**Dataset items:**
● ● ● ● ● ● ●

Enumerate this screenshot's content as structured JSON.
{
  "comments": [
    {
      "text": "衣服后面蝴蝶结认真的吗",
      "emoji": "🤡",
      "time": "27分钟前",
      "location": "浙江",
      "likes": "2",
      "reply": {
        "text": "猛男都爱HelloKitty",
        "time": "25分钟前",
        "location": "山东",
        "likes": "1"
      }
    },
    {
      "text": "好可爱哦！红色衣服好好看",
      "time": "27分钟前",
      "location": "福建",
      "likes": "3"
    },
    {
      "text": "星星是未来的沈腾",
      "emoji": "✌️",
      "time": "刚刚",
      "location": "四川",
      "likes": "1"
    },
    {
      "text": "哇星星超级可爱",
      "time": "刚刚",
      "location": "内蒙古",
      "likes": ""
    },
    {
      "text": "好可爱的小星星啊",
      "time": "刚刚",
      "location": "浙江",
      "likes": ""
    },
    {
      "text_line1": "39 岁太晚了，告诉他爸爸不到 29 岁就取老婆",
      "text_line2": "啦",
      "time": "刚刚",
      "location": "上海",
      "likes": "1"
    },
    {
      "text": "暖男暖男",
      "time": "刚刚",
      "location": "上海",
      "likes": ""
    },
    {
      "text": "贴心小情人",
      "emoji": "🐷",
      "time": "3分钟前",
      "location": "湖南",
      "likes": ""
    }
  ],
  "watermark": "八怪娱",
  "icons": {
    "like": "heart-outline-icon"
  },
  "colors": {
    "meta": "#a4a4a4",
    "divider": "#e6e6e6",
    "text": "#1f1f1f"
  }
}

● ● ● ● ● ● ●

Transcribe the entire listing above precisely.

**The response:**
Enumerate this screenshot's content as structured JSON.
{
  "comments": [
    {
      "text": "衣服后面蝴蝶结认真的吗",
      "emoji": "🤡",
      "time": "27分钟前",
      "location": "浙江",
      "likes": "2",
      "reply": {
        "text": "猛男都爱HelloKitty",
        "time": "25分钟前",
        "location": "山东",
        "likes": "1"
      }
    },
    {
      "text": "好可爱哦！红色衣服好好看",
      "time": "27分钟前",
      "location": "福建",
      "likes": "3"
    },
    {
      "text": "星星是未来的沈腾",
      "emoji": "✌️",
      "time": "刚刚",
      "location": "四川",
      "likes": "1"
    },
    {
      "text": "哇星星超级可爱",
      "time": "刚刚",
      "location": "内蒙古",
      "likes": ""
    },
    {
      "text": "好可爱的小星星啊",
      "time": "刚刚",
      "location": "浙江",
      "likes": ""
    },
    {
      "text_line1": "39 岁太晚了，告诉他爸爸不到 29 岁就取老婆",
      "text_line2": "啦",
      "time": "刚刚",
      "location": "上海",
      "likes": "1"
    },
    {
      "text": "暖男暖男",
      "time": "刚刚",
      "location": "上海",
      "likes": ""
    },
    {
      "text": "贴心小情人",
      "emoji": "🐷",
      "time": "3分钟前",
      "location": "湖南",
      "likes": ""
    }
  ],
  "watermark": "八怪娱",
  "icons": {
    "like": "heart-outline-icon"
  },
  "colors": {
    "meta": "#a4a4a4",
    "divider": "#e6e6e6",
    "text": "#1f1f1f"
  }
}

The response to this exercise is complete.